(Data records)
★ ★ ★ ★ ★

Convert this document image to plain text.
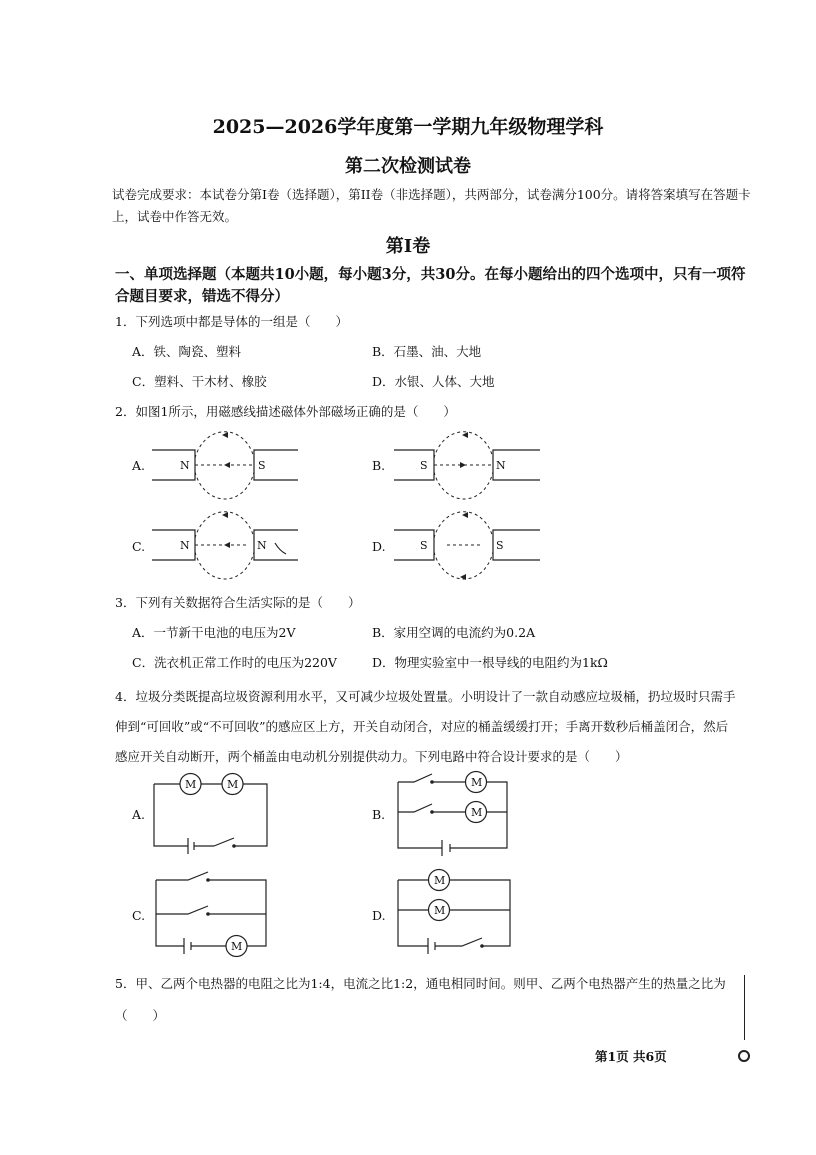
2025—2026学年度第一学期九年级物理学科
第二次检测试卷
试卷完成要求：本试卷分第I卷（选择题），第II卷（非选择题），共两部分，试卷满分100分。请将答案填写在答题卡上，试卷中作答无效。
第I卷
一、单项选择题（本题共10小题，每小题3分，共30分。在每小题给出的四个选项中，只有一项符合题目要求，错选不得分）
1．下列选项中都是导体的一组是（　　）
A．铁、陶瓷、塑料	B．石墨、油、大地
C．塑料、干木材、橡胶	D．水银、人体、大地
2．如图1所示，用磁感线描述磁体外部磁场正确的是（　　）
A.	B.
C.	D.
N	S	S	N
N	N	S	S
3．下列有关数据符合生活实际的是（　　）
A．一节新干电池的电压为2V	B．家用空调的电流约为0.2A
C．洗衣机正常工作时的电压为220V	D．物理实验室中一根导线的电阻约为1kΩ
4．垃圾分类既提高垃圾资源利用水平，又可减少垃圾处置量。小明设计了一款自动感应垃圾桶，扔垃圾时只需手伸到“可回收”或“不可回收”的感应区上方，开关自动闭合，对应的桶盖缓缓打开；手离开数秒后桶盖闭合，然后感应开关自动断开，两个桶盖由电动机分别提供动力。下列电路中符合设计要求的是（　　）
A.	B.
C.	D.
M	M	M
M
M
M
M
5．甲、乙两个电热器的电阻之比为1:4，电流之比1:2，通电相同时间。则甲、乙两个电热器产生的热量之比为（　　）
第1页 共6页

★ ★ ★ ★ ★

Problem statement: Exactly as written, return every line of the listing, but not the pictures.

Answer for this exercise:
Convert this document image to plain text.
2025—2026学年度第一学期九年级物理学科
第二次检测试卷
试卷完成要求：本试卷分第I卷（选择题），第II卷（非选择题），共两部分，试卷满分100分。请将答案填写在答题卡上，试卷中作答无效。
第I卷
一、单项选择题（本题共10小题，每小题3分，共30分。在每小题给出的四个选项中，只有一项符合题目要求，错选不得分）
1．下列选项中都是导体的一组是（　　）
A．铁、陶瓷、塑料	B．石墨、油、大地
C．塑料、干木材、橡胶	D．水银、人体、大地
2．如图1所示，用磁感线描述磁体外部磁场正确的是（　　）
A.	B.
C.	D.
N	S	S	N
N	N	S	S
3．下列有关数据符合生活实际的是（　　）
A．一节新干电池的电压为2V	B．家用空调的电流约为0.2A
C．洗衣机正常工作时的电压为220V	D．物理实验室中一根导线的电阻约为1kΩ
4．垃圾分类既提高垃圾资源利用水平，又可减少垃圾处置量。小明设计了一款自动感应垃圾桶，扔垃圾时只需手伸到“可回收”或“不可回收”的感应区上方，开关自动闭合，对应的桶盖缓缓打开；手离开数秒后桶盖闭合，然后感应开关自动断开，两个桶盖由电动机分别提供动力。下列电路中符合设计要求的是（　　）
A.	B.
C.	D.
M	M	M
M
M
M
M
5．甲、乙两个电热器的电阻之比为1:4，电流之比1:2，通电相同时间。则甲、乙两个电热器产生的热量之比为（　　）
第1页 共6页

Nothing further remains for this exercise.